— begin Record set —

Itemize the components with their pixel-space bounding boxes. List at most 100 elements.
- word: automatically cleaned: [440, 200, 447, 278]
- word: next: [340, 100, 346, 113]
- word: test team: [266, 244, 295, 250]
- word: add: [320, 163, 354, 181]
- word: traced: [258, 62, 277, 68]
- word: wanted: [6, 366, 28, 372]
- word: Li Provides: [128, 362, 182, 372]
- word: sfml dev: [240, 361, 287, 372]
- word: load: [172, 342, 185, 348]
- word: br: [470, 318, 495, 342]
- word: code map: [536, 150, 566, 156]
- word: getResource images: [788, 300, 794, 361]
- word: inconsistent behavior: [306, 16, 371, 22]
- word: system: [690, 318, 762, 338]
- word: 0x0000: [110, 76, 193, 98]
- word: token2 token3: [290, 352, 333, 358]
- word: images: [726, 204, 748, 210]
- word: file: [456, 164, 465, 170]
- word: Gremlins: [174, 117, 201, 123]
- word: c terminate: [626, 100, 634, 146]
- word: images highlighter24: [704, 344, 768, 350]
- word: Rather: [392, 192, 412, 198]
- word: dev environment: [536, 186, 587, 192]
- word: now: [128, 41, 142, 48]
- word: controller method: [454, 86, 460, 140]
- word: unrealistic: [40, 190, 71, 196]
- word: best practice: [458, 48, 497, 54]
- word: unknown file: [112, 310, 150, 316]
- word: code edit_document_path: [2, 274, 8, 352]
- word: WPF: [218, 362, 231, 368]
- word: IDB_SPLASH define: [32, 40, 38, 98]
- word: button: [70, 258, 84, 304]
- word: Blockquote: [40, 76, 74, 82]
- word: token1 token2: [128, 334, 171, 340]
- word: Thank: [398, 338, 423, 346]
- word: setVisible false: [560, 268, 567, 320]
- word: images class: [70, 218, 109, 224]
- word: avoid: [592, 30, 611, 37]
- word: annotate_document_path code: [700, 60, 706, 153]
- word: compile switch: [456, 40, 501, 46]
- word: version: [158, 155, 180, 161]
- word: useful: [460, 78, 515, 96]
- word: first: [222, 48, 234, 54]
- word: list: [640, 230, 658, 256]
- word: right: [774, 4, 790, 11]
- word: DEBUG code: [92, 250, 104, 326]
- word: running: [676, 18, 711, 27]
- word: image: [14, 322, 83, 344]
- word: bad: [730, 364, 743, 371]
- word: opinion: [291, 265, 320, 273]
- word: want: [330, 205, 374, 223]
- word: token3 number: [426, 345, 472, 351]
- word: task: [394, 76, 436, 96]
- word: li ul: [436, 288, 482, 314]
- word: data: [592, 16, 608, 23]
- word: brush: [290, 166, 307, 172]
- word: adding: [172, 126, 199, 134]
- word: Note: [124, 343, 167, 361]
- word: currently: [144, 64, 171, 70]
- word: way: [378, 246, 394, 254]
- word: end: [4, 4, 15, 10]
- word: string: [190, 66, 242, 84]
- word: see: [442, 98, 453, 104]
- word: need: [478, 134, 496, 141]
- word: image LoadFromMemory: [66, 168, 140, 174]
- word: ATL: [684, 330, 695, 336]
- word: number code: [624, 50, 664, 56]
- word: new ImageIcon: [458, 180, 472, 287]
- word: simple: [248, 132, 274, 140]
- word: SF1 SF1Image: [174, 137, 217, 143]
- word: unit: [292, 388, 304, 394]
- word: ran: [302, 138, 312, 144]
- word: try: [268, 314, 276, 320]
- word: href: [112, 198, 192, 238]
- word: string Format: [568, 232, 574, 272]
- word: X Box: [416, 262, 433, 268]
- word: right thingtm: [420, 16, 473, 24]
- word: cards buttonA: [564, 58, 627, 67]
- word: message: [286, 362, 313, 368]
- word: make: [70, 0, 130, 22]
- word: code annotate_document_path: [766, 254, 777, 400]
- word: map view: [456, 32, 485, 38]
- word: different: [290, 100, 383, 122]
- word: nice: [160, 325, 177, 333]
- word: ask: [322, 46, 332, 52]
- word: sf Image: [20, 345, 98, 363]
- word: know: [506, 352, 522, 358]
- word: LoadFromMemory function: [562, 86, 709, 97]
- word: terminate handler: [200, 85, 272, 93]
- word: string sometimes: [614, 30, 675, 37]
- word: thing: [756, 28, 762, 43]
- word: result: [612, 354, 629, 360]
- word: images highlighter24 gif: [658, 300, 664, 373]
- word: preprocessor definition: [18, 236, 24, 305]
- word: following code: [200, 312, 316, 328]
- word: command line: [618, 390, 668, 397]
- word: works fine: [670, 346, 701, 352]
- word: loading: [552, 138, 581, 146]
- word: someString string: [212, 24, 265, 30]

— end Record set —

Task directions
Reproduce the records word for word, from the very first line through the line that contains "- word: useful: [460, 78, 515, 96]".

Problem solution
Itemize the components with their pixel-space bounding boxes. List at most 100 elements.
- word: automatically cleaned: [440, 200, 447, 278]
- word: next: [340, 100, 346, 113]
- word: test team: [266, 244, 295, 250]
- word: add: [320, 163, 354, 181]
- word: traced: [258, 62, 277, 68]
- word: wanted: [6, 366, 28, 372]
- word: Li Provides: [128, 362, 182, 372]
- word: sfml dev: [240, 361, 287, 372]
- word: load: [172, 342, 185, 348]
- word: br: [470, 318, 495, 342]
- word: code map: [536, 150, 566, 156]
- word: getResource images: [788, 300, 794, 361]
- word: inconsistent behavior: [306, 16, 371, 22]
- word: system: [690, 318, 762, 338]
- word: 0x0000: [110, 76, 193, 98]
- word: token2 token3: [290, 352, 333, 358]
- word: images: [726, 204, 748, 210]
- word: file: [456, 164, 465, 170]
- word: Gremlins: [174, 117, 201, 123]
- word: c terminate: [626, 100, 634, 146]
- word: images highlighter24: [704, 344, 768, 350]
- word: Rather: [392, 192, 412, 198]
- word: dev environment: [536, 186, 587, 192]
- word: now: [128, 41, 142, 48]
- word: controller method: [454, 86, 460, 140]
- word: unrealistic: [40, 190, 71, 196]
- word: best practice: [458, 48, 497, 54]
- word: unknown file: [112, 310, 150, 316]
- word: code edit_document_path: [2, 274, 8, 352]
- word: WPF: [218, 362, 231, 368]
- word: IDB_SPLASH define: [32, 40, 38, 98]
- word: button: [70, 258, 84, 304]
- word: Blockquote: [40, 76, 74, 82]
- word: token1 token2: [128, 334, 171, 340]
- word: Thank: [398, 338, 423, 346]
- word: setVisible false: [560, 268, 567, 320]
- word: images class: [70, 218, 109, 224]
- word: avoid: [592, 30, 611, 37]
- word: annotate_document_path code: [700, 60, 706, 153]
- word: compile switch: [456, 40, 501, 46]
- word: version: [158, 155, 180, 161]
- word: useful: [460, 78, 515, 96]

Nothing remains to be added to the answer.